## [TASK OBJECTIVE]
Check each line of the listing for the word "triangle" and give only the number of lines that have it.
-- BEGIN EXCERPTED DATA --
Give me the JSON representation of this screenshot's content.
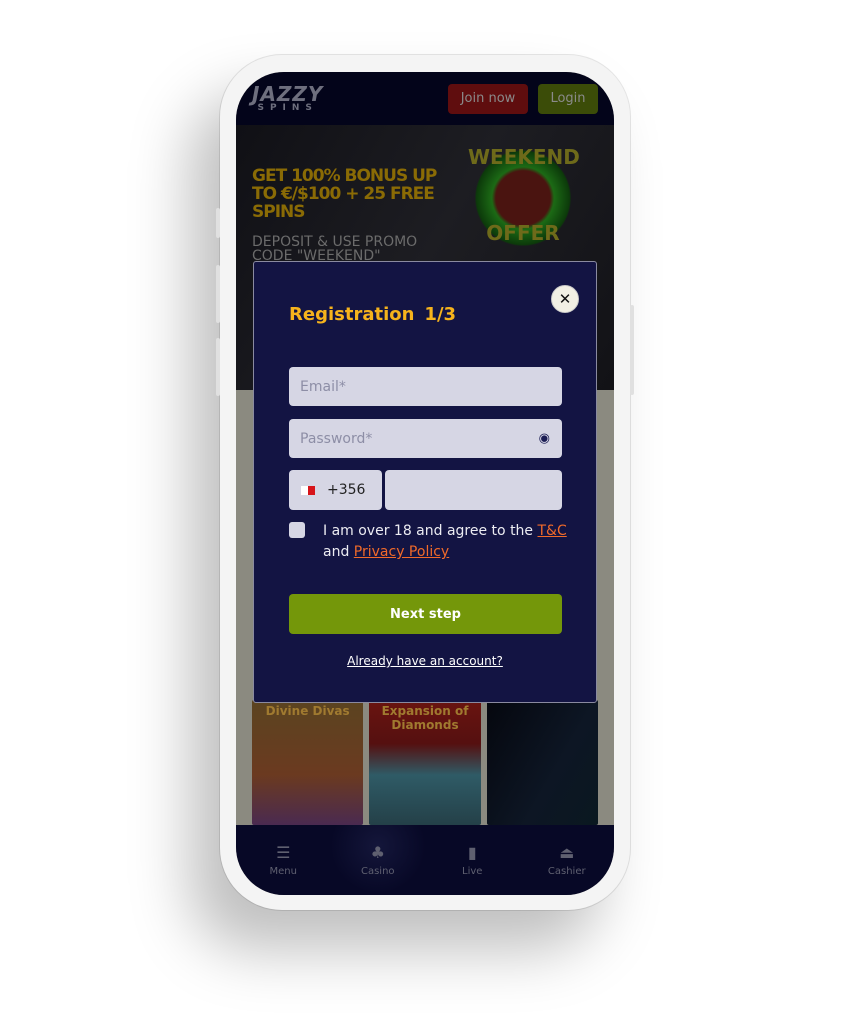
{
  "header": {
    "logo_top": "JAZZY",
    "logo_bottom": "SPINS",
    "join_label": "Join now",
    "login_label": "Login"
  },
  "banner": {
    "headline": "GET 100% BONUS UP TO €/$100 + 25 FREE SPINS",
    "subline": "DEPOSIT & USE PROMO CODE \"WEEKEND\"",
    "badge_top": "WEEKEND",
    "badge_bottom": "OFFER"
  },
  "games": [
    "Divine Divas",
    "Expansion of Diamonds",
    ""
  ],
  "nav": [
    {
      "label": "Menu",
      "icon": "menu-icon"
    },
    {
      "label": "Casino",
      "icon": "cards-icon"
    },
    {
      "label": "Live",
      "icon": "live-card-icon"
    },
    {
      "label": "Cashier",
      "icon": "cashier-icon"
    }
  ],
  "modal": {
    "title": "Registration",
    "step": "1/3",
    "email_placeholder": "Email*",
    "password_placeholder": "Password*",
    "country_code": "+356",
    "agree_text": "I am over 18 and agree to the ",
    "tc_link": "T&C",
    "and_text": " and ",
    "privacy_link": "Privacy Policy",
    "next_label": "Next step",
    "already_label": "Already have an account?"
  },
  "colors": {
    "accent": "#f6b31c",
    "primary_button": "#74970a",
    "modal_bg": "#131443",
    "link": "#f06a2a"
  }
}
-- END EXCERPTED DATA --
-- BEGIN EXCERPTED DATA --
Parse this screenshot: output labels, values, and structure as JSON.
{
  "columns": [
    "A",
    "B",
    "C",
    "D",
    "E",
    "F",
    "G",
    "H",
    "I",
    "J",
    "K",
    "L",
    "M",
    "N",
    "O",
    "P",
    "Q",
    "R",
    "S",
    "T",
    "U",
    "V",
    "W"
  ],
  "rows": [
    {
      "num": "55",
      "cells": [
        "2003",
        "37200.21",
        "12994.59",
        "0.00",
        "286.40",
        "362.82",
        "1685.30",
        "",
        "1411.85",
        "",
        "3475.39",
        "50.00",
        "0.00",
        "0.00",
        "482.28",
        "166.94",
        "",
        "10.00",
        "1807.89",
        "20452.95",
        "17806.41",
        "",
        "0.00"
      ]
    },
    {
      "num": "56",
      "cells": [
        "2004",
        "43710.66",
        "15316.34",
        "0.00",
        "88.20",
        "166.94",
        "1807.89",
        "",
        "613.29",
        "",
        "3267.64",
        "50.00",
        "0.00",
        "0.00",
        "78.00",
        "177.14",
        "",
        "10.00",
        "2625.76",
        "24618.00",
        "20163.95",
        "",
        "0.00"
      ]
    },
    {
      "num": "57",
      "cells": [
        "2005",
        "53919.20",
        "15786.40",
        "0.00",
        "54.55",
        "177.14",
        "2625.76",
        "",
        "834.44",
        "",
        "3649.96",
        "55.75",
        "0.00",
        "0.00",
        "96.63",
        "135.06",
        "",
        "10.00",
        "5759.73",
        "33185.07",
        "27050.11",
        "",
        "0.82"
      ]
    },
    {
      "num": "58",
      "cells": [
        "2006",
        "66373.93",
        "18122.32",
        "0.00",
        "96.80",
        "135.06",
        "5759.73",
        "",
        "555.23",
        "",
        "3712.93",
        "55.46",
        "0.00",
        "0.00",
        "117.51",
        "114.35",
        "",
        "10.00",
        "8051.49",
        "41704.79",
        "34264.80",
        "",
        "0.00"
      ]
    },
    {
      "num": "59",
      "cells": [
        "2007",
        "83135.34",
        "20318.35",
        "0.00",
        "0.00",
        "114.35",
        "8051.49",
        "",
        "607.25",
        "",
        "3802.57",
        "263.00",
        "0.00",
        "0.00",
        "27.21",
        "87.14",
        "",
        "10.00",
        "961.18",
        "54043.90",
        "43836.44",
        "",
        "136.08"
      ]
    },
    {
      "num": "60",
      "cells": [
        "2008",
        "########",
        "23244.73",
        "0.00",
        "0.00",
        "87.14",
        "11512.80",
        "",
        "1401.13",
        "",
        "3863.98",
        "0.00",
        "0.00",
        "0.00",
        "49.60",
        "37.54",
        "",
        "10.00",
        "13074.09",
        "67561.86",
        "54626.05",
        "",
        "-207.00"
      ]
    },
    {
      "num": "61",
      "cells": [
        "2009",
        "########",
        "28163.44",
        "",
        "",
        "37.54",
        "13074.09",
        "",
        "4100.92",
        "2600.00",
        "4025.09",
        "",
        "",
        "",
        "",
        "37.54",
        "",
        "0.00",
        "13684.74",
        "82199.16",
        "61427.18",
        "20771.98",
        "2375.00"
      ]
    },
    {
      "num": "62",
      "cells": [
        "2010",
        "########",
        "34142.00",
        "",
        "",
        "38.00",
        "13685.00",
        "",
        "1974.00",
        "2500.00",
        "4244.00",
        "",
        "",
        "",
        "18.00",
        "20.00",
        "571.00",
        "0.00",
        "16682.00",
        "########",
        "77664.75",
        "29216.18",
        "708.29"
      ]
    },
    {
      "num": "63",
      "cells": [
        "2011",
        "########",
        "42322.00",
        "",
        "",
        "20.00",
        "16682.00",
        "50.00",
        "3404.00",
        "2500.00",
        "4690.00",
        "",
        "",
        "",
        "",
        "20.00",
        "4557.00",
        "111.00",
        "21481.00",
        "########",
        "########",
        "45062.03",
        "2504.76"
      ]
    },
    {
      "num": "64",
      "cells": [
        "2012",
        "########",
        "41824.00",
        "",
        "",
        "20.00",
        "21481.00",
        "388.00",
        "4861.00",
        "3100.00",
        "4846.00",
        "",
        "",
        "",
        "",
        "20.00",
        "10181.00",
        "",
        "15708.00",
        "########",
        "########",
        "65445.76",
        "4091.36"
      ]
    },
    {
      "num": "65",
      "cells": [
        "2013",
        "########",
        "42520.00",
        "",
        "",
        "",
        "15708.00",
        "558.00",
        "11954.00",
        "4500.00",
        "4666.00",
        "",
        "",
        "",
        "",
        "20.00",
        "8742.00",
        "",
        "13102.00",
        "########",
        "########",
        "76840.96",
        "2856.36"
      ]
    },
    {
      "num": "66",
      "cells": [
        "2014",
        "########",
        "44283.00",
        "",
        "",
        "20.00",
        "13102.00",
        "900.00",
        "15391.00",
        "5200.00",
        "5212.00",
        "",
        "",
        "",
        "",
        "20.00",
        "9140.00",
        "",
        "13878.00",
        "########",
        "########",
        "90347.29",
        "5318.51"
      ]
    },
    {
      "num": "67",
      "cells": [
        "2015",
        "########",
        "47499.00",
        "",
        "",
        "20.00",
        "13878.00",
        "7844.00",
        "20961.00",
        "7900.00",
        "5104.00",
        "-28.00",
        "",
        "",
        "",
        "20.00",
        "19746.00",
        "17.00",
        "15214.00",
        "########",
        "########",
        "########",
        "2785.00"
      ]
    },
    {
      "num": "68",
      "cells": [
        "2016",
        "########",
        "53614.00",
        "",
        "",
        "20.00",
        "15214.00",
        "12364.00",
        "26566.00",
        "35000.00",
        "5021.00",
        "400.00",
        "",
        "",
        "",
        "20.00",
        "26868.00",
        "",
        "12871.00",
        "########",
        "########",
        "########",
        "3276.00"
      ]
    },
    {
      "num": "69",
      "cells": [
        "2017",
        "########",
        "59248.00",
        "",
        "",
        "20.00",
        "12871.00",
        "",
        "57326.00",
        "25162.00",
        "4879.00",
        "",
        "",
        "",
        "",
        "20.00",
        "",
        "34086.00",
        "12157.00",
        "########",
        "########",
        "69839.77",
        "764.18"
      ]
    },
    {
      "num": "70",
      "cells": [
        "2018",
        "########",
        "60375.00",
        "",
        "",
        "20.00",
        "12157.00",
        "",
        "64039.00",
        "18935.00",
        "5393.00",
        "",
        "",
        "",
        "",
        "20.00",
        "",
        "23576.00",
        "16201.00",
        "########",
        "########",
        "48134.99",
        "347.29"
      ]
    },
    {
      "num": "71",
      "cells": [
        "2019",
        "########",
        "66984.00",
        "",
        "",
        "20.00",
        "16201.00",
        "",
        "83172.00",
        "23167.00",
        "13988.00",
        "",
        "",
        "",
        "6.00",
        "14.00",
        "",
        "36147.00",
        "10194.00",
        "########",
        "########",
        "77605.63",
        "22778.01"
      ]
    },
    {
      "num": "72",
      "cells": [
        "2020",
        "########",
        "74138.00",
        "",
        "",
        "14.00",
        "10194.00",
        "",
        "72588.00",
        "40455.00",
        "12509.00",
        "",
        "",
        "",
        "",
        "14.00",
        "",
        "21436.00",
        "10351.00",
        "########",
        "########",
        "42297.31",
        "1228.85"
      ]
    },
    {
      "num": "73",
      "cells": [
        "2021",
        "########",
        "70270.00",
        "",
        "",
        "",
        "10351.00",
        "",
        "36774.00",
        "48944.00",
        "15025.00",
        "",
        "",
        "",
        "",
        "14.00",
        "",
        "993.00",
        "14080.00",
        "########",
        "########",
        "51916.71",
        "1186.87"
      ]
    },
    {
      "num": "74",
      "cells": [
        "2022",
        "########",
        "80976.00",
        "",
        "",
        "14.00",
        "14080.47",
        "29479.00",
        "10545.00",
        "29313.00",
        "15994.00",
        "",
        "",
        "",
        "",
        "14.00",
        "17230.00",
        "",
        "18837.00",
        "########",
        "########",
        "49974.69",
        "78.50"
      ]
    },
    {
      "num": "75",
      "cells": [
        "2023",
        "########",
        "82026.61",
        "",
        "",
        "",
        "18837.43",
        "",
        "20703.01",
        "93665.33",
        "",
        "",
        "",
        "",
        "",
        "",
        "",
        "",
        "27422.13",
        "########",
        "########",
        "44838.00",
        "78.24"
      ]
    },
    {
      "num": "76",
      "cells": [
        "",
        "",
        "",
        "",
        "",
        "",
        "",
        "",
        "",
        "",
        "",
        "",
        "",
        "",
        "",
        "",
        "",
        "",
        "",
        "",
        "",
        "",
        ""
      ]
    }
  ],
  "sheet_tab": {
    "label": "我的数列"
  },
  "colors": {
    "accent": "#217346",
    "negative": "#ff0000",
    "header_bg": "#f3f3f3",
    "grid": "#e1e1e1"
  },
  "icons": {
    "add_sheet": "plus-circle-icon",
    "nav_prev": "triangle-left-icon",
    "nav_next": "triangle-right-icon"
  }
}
-- END EXCERPTED DATA --
-- BEGIN EXCERPTED DATA --
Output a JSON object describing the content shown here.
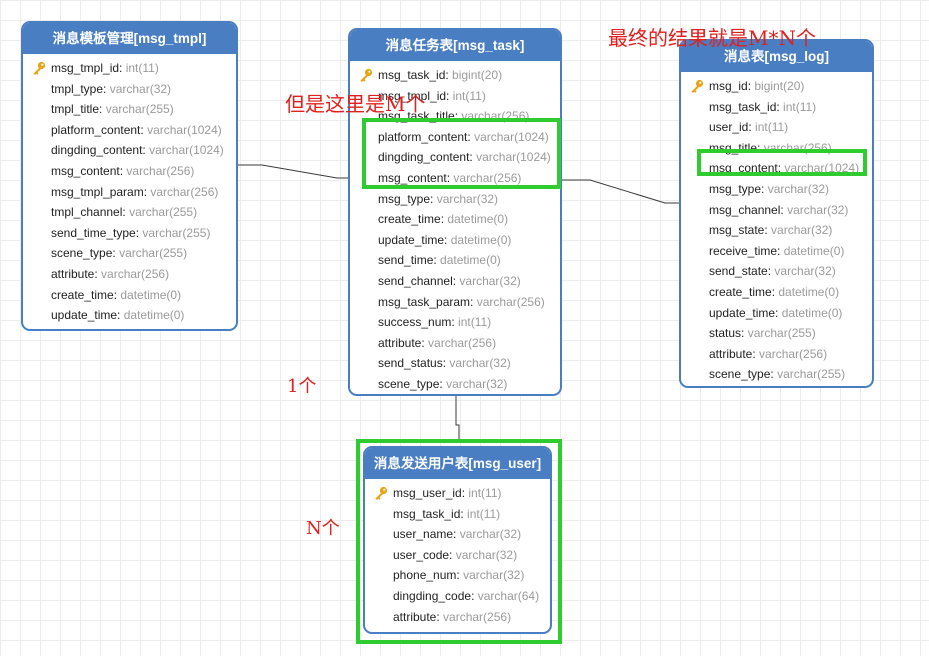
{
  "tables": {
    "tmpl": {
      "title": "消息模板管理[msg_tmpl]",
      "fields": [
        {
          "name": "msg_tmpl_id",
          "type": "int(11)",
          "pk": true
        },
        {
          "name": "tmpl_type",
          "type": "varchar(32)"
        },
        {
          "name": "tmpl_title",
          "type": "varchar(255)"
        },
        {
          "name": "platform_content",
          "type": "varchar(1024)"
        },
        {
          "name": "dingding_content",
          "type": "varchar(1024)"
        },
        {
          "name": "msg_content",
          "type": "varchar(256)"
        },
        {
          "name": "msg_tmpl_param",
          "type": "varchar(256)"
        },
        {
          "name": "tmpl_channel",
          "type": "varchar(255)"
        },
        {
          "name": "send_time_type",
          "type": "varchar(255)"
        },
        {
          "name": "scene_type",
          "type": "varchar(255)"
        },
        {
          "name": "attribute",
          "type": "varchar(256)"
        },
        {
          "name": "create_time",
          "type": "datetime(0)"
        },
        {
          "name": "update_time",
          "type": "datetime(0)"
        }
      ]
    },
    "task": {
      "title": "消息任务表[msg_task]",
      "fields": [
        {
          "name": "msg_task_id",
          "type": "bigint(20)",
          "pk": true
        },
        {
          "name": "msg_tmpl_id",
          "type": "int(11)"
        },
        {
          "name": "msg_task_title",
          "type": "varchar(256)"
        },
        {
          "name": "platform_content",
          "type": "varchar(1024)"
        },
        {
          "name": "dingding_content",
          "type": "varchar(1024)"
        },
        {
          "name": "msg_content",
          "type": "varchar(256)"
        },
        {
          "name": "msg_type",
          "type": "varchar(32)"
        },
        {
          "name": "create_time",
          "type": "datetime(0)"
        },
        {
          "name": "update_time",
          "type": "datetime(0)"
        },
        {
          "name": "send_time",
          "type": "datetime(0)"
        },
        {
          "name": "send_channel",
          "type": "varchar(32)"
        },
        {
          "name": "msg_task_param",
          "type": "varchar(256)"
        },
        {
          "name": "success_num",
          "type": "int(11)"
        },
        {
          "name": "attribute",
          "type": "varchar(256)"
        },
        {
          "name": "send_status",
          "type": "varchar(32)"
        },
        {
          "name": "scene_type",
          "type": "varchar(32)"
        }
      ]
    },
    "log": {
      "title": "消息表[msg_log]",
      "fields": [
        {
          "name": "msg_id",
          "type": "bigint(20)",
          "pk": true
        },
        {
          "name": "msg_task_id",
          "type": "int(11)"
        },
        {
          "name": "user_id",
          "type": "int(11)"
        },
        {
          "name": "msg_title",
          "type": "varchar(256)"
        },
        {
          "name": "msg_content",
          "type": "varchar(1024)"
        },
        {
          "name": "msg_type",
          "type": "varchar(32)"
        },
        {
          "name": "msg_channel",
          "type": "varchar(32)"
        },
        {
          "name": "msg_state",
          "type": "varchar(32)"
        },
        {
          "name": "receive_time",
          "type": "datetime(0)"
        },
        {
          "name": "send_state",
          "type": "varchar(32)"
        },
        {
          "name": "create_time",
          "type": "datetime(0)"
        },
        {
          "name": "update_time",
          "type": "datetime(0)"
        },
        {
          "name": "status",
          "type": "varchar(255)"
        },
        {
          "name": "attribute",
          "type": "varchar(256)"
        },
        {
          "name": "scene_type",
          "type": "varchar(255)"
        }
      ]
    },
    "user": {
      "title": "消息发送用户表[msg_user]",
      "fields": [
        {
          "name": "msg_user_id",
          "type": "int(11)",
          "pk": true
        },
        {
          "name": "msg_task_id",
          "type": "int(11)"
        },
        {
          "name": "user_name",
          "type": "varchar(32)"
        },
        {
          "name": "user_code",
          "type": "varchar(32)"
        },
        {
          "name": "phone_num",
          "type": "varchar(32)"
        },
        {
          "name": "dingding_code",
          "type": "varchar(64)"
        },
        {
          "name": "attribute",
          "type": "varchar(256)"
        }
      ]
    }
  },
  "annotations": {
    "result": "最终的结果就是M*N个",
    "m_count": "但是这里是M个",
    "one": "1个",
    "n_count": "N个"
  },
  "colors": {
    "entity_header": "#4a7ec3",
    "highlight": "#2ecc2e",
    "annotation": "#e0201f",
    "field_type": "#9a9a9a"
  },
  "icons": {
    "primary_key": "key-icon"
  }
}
-- END EXCERPTED DATA --
## [COMPLETED TASK]
2